- Exercise -
Find every line in the records that holds the string "Henry". Copy each one.

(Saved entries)
☆ ☆ ☆ ☆

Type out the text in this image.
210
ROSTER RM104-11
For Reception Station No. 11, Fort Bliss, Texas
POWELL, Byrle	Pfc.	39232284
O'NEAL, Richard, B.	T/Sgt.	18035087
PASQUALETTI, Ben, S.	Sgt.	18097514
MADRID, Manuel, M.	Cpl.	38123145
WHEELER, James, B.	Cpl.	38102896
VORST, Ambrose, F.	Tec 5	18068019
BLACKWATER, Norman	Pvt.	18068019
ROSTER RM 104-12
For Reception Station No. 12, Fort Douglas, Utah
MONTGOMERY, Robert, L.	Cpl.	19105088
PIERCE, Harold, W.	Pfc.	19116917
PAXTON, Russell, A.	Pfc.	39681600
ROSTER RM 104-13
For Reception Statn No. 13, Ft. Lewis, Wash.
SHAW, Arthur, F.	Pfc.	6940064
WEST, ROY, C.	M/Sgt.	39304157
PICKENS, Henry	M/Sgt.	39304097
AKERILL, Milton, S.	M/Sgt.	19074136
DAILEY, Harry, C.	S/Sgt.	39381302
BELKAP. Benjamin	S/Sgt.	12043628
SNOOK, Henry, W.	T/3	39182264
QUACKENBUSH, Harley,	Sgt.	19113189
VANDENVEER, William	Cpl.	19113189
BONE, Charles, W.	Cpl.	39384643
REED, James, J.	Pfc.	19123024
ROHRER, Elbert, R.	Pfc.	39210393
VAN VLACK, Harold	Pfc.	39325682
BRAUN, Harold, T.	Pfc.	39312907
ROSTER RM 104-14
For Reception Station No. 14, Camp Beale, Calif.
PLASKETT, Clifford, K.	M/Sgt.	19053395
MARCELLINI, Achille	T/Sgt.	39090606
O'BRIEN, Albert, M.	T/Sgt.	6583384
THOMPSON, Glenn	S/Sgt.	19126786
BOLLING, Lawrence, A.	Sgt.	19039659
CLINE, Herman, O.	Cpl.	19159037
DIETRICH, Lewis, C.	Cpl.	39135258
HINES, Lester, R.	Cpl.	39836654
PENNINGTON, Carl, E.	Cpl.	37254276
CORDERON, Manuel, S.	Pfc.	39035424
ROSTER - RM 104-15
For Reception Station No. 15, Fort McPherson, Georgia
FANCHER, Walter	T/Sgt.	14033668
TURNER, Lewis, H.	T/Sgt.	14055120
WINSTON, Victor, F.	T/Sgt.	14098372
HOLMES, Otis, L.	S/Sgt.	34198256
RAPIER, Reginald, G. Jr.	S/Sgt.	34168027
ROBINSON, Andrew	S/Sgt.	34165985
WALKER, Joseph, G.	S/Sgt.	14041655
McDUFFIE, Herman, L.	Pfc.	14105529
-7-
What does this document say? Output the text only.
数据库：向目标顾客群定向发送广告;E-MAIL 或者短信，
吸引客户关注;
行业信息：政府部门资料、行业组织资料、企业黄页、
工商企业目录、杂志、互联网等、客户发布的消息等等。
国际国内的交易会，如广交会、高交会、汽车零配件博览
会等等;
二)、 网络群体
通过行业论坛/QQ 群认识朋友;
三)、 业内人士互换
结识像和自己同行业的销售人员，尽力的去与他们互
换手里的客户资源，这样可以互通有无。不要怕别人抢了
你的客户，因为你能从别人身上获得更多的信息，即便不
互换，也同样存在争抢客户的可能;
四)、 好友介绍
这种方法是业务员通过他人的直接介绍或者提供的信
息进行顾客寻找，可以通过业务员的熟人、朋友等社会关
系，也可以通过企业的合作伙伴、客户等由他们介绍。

☆ ☆ ☆ ☆

- Exercise result -
PICKENS, Henry	M/Sgt.	39304097
SNOOK, Henry, W.	T/3	39182264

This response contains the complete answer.